- _WHAT IS ASKED_:
Write out again only the lines running from the one that contains "Read all visible content and emit it as JSON." to the end of the records below, including both the first and the last.
-- start of INPUT ROWS --
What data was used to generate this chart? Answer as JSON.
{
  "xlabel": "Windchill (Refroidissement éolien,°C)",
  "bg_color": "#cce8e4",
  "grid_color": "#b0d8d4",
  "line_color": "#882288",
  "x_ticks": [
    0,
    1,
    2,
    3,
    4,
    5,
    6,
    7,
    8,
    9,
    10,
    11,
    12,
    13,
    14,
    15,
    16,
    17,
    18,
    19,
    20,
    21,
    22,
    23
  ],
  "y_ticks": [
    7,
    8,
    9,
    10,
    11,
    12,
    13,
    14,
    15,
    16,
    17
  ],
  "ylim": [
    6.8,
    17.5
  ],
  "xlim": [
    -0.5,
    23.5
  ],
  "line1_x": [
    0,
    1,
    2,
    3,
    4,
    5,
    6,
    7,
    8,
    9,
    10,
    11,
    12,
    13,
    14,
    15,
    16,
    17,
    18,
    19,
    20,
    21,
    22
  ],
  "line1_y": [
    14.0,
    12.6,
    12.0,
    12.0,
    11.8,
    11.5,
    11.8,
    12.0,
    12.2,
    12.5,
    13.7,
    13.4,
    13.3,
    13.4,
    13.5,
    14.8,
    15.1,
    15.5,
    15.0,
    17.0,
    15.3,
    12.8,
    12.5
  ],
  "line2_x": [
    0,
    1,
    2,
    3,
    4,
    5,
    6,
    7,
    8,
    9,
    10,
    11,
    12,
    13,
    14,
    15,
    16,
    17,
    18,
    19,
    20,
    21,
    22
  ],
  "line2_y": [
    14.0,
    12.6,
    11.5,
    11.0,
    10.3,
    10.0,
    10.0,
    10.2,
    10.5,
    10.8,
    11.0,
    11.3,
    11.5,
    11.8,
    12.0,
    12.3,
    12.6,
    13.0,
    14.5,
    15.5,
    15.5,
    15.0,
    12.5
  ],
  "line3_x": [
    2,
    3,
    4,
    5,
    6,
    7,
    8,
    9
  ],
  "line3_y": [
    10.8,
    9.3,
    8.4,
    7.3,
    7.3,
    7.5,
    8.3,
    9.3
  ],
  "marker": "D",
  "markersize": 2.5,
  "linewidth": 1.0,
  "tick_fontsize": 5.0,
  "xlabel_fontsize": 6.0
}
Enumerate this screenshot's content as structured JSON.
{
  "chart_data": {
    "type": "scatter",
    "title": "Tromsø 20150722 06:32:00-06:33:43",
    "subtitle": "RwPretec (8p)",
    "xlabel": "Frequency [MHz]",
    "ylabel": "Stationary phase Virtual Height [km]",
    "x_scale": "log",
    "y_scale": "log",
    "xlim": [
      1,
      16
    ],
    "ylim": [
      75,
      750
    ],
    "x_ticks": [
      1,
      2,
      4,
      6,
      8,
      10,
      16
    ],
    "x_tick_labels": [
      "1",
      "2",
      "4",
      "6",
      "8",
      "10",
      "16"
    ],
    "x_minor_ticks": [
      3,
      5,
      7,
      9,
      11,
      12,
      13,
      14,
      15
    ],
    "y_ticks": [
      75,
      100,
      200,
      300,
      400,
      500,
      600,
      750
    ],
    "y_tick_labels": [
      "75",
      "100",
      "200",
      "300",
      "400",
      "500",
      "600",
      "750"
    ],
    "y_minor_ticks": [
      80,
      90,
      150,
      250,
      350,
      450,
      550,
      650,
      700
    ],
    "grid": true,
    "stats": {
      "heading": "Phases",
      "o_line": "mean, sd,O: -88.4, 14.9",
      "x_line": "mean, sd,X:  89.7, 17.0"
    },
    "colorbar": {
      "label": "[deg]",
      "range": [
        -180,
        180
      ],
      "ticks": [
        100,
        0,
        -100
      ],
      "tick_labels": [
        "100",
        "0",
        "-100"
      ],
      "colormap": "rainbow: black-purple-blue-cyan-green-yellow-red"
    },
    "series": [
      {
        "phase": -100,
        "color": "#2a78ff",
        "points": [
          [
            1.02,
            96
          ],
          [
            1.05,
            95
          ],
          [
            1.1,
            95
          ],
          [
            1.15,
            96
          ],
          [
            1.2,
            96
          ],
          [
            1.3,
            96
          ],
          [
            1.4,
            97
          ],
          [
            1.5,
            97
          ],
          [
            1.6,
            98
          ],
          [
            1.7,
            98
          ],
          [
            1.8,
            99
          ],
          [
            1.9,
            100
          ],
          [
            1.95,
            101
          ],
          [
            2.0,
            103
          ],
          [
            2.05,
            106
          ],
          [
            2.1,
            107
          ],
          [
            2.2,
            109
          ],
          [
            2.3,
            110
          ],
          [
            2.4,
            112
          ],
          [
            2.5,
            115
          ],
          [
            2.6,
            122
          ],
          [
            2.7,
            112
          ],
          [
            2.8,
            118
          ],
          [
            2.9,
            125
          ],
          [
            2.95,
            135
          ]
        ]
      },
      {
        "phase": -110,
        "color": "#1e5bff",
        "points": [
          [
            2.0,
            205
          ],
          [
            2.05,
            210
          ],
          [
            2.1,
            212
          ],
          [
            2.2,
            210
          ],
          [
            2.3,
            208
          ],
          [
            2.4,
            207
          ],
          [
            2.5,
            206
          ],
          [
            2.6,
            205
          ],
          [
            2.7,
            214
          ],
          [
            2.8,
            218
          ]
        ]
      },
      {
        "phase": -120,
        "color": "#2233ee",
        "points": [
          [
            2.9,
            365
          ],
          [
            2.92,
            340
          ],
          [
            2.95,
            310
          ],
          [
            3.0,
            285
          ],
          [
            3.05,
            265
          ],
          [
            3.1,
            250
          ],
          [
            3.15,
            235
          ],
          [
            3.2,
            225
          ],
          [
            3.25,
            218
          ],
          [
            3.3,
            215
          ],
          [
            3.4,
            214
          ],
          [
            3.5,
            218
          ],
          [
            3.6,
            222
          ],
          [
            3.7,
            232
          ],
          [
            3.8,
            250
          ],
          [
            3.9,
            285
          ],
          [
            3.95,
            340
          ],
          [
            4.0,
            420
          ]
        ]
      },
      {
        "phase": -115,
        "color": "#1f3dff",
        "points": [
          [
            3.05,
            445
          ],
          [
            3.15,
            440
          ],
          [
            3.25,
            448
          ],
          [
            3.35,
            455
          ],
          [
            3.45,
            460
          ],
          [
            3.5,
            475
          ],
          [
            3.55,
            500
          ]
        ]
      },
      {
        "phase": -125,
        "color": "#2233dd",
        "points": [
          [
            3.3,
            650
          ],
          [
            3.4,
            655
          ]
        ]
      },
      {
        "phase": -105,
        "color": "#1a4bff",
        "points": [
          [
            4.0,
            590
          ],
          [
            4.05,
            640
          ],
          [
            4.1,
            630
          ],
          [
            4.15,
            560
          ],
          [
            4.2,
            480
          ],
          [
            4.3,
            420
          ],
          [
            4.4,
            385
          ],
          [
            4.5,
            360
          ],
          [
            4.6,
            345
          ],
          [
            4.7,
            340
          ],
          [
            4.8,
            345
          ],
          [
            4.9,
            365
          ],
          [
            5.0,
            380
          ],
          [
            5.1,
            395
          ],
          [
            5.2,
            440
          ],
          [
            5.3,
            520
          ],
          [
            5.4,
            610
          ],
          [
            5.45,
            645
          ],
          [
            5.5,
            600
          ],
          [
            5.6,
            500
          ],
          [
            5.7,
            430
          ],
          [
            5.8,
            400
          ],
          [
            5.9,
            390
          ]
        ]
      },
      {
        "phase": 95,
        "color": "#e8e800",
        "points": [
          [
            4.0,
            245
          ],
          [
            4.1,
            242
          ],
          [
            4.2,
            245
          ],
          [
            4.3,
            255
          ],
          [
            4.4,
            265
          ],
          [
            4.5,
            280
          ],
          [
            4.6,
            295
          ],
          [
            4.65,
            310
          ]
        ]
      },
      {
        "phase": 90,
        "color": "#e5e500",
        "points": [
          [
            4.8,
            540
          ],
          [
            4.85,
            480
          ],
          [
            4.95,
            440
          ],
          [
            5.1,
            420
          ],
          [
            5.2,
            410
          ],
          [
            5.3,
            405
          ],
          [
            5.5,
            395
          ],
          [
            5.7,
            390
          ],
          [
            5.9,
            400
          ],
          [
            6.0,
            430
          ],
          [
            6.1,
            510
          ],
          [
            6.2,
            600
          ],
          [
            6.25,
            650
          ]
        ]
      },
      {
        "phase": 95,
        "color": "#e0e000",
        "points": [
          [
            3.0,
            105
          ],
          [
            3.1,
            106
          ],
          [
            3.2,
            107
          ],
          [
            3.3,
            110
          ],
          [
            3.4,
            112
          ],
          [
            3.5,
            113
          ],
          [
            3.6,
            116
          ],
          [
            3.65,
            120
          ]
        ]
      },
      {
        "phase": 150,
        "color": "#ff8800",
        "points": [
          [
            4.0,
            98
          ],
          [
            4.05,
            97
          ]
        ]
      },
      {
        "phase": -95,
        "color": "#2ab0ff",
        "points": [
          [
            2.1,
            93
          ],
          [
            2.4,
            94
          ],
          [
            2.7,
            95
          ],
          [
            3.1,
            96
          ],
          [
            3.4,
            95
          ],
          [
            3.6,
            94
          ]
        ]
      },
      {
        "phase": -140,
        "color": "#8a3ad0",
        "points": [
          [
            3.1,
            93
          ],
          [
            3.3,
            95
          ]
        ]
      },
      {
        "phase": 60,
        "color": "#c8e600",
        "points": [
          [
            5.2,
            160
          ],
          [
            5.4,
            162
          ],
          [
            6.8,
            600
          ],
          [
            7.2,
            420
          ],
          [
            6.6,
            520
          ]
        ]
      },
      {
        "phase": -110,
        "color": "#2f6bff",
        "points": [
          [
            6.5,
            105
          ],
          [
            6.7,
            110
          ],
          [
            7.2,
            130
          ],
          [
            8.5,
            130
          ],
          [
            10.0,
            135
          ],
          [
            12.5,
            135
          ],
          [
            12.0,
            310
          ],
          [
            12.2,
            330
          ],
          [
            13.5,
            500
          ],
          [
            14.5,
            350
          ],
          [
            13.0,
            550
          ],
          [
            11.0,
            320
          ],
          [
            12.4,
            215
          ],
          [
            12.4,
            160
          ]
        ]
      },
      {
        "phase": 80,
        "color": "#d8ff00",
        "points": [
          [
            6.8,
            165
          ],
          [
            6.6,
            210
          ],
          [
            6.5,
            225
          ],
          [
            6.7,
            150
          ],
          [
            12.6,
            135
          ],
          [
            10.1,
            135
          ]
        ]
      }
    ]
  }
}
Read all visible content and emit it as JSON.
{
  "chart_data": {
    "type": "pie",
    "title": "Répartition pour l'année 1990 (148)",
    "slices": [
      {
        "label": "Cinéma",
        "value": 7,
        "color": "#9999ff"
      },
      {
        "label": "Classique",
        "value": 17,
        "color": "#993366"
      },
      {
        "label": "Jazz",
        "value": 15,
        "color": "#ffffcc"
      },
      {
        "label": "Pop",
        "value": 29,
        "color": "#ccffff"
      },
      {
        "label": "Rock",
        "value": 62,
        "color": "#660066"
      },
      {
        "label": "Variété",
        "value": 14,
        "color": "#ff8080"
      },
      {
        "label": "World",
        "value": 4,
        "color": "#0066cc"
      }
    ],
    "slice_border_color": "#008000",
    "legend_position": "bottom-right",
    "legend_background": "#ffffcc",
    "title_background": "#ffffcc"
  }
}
-- end of INPUT ROWS --
- _WRITTEN ANSWER_:
Read all visible content and emit it as JSON.
{
  "chart_data": {
    "type": "pie",
    "title": "Répartition pour l'année 1990 (148)",
    "slices": [
      {
        "label": "Cinéma",
        "value": 7,
        "color": "#9999ff"
      },
      {
        "label": "Classique",
        "value": 17,
        "color": "#993366"
      },
      {
        "label": "Jazz",
        "value": 15,
        "color": "#ffffcc"
      },
      {
        "label": "Pop",
        "value": 29,
        "color": "#ccffff"
      },
      {
        "label": "Rock",
        "value": 62,
        "color": "#660066"
      },
      {
        "label": "Variété",
        "value": 14,
        "color": "#ff8080"
      },
      {
        "label": "World",
        "value": 4,
        "color": "#0066cc"
      }
    ],
    "slice_border_color": "#008000",
    "legend_position": "bottom-right",
    "legend_background": "#ffffcc",
    "title_background": "#ffffcc"
  }
}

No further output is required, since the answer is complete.